▶ [Work to complete]:
Find the string "Example" in the entries and copy each line that has it.

▶ [Data listing]:
========================================
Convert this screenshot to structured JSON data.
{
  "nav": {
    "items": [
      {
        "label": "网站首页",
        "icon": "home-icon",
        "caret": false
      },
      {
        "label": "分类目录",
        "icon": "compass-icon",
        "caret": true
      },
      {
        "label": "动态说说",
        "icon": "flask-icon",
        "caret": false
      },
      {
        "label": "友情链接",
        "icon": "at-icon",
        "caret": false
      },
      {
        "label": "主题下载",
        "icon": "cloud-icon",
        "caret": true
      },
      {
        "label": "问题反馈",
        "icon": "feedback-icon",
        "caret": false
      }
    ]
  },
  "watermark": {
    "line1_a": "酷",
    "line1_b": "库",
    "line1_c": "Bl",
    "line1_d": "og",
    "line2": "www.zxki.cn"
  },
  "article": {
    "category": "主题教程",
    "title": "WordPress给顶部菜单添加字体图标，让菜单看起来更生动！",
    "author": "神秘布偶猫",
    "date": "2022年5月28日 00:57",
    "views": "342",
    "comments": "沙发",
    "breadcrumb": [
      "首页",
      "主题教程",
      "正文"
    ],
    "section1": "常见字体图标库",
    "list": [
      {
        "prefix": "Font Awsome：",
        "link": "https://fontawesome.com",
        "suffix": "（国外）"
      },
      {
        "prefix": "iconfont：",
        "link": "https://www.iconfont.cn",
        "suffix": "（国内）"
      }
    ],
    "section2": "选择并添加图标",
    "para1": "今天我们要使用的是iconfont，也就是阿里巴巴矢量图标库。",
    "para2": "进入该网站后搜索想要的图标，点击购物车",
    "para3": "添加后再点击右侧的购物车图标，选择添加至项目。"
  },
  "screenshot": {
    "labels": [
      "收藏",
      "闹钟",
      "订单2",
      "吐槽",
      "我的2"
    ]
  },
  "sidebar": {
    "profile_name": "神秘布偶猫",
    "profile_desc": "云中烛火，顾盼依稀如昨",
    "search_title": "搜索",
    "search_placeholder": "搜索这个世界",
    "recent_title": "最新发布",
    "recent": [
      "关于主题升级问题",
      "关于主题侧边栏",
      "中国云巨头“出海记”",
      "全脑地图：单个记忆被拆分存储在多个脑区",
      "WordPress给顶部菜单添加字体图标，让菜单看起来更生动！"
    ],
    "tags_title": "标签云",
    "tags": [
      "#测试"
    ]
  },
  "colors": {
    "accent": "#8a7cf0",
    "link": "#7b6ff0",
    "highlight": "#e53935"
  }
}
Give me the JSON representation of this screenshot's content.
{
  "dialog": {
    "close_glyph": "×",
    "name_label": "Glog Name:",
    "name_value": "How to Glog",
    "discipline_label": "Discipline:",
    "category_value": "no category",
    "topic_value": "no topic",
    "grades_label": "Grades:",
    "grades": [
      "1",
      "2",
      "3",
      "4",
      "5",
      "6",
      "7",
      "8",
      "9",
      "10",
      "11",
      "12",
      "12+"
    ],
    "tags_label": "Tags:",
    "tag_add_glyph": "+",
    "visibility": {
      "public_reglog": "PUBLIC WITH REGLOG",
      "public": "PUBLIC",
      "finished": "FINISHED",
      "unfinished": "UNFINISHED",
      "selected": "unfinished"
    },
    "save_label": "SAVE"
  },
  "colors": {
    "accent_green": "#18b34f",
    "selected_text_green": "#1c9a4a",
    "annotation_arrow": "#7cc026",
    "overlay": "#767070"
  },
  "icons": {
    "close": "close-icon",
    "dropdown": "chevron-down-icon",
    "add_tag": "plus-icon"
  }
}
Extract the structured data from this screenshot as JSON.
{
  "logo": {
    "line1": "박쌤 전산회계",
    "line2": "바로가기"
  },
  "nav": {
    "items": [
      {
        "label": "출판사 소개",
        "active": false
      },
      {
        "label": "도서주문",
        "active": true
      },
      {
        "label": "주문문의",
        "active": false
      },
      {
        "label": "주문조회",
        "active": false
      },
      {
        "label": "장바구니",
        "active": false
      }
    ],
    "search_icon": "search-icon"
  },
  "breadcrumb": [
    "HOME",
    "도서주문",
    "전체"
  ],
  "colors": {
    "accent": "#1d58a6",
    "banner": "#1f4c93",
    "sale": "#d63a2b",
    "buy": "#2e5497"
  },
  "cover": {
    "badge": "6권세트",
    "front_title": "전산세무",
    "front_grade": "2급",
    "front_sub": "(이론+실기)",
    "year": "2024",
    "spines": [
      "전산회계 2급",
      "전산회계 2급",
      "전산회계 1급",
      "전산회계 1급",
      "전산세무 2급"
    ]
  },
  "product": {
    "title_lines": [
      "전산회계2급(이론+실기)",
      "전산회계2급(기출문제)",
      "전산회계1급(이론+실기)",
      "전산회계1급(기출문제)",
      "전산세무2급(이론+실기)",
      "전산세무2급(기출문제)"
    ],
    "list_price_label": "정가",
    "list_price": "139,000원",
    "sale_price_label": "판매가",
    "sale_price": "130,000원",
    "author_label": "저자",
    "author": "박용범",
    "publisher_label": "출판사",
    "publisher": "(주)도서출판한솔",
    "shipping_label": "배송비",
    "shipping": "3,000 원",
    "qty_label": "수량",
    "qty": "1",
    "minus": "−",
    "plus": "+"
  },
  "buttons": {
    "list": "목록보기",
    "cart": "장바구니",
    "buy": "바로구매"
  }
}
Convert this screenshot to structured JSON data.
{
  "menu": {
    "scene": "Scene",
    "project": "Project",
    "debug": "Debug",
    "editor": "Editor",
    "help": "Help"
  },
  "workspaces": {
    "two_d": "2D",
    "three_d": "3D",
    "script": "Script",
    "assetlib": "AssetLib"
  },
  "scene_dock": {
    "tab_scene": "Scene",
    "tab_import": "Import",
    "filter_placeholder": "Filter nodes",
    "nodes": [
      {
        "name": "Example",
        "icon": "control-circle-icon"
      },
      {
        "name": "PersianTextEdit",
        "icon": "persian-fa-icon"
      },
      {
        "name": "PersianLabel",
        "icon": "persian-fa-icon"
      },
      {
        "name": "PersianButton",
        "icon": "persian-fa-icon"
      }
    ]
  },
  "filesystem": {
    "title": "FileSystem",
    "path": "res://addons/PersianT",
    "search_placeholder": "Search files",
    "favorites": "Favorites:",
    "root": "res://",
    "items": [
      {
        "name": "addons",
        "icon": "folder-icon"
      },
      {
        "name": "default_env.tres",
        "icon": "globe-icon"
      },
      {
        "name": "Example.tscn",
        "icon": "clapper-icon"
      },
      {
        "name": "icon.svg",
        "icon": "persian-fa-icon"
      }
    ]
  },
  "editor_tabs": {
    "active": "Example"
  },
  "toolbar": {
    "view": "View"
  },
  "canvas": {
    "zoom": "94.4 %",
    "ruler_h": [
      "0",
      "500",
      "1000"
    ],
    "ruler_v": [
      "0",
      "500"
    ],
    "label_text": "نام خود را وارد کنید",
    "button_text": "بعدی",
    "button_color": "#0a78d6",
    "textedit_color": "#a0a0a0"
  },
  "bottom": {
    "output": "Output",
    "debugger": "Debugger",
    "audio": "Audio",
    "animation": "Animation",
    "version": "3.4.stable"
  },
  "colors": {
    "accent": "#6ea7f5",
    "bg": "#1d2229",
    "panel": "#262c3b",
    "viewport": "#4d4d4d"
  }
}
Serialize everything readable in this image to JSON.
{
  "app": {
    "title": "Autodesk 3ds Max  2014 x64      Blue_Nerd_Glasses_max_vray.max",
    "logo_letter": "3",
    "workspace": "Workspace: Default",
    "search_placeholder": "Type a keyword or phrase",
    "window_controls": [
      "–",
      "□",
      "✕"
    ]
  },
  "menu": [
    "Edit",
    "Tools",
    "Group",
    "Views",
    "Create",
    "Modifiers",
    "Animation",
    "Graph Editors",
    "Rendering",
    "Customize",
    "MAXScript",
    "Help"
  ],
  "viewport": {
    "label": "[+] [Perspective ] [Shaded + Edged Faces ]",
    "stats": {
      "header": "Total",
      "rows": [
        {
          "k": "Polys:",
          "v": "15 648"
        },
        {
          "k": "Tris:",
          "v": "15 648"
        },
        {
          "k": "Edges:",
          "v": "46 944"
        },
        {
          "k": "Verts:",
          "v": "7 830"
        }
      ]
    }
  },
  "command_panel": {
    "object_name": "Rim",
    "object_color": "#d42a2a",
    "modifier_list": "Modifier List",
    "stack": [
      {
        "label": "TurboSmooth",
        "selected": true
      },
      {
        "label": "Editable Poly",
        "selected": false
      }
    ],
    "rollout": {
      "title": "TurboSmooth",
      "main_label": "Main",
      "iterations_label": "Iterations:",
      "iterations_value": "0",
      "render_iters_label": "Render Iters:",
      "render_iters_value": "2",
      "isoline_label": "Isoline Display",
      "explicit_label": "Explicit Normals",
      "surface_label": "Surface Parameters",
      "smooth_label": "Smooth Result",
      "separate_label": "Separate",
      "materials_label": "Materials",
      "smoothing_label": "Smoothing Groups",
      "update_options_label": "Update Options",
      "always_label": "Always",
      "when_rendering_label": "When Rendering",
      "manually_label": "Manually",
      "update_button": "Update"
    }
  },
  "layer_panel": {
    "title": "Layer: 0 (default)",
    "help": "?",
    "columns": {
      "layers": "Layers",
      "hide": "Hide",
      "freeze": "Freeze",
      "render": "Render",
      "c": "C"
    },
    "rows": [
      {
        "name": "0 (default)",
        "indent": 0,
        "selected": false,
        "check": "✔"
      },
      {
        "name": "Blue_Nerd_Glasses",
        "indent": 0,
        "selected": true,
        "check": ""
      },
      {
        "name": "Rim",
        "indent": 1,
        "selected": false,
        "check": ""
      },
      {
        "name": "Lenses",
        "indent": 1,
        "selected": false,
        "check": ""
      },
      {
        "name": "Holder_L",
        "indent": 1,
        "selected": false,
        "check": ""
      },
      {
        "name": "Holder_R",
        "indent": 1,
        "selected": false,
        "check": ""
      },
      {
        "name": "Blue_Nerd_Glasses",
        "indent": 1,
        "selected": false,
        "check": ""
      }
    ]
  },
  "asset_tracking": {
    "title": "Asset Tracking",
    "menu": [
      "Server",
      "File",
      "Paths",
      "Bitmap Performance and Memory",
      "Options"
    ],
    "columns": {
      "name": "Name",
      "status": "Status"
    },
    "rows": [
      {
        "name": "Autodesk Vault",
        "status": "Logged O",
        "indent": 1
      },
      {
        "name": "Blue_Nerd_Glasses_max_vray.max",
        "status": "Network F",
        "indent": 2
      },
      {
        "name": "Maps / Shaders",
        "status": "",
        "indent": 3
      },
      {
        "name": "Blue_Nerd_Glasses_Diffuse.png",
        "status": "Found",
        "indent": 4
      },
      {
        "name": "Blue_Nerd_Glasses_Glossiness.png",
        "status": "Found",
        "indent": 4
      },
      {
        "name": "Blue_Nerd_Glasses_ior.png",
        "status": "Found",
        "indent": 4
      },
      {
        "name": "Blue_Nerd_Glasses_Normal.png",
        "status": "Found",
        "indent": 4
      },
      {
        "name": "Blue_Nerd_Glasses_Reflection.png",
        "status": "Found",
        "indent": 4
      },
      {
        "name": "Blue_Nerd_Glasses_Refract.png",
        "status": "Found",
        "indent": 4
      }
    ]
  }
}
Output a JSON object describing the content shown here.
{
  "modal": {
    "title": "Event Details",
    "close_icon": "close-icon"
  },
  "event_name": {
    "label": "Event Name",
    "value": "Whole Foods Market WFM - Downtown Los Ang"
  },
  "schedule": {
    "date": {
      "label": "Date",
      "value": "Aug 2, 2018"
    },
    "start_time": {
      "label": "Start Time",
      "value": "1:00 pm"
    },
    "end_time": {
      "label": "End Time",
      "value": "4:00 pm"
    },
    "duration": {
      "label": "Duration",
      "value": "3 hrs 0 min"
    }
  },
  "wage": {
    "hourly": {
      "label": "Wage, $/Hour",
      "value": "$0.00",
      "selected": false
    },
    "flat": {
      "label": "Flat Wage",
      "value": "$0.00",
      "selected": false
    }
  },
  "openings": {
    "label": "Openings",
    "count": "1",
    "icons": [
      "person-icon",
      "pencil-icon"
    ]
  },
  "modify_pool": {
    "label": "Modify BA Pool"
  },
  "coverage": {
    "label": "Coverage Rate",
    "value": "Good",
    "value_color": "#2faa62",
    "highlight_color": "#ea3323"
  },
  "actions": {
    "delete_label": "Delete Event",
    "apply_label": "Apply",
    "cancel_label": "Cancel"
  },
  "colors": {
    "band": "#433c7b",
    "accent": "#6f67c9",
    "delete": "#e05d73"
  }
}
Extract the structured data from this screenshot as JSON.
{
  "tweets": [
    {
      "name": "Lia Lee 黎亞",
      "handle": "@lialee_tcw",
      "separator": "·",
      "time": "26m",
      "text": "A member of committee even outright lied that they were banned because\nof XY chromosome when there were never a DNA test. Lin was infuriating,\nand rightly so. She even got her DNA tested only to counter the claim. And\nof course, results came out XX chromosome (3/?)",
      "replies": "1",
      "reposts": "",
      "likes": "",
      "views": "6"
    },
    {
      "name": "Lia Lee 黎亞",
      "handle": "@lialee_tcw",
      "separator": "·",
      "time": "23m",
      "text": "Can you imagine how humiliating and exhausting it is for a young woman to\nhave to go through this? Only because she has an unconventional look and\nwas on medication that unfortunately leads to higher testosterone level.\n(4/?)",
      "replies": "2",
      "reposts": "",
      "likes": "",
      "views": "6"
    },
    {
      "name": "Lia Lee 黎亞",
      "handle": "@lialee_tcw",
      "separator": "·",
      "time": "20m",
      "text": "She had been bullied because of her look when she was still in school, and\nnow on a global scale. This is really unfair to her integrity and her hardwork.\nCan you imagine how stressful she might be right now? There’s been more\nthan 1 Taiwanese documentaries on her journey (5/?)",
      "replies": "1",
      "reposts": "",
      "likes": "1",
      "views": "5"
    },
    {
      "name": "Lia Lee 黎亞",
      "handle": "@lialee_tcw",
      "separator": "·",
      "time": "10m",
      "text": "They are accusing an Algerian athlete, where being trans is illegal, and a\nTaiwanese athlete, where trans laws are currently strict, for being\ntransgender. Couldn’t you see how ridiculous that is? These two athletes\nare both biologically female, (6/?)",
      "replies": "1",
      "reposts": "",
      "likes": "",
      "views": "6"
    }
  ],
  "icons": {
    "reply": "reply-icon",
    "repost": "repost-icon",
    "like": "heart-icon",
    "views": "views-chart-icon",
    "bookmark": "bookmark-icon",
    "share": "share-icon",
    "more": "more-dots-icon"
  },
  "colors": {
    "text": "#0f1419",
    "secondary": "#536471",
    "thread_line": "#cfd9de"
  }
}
========================================
▶ [Exercise solution]:
        "name": "Example",
        "name": "Example.tscn",
    "active": "Example"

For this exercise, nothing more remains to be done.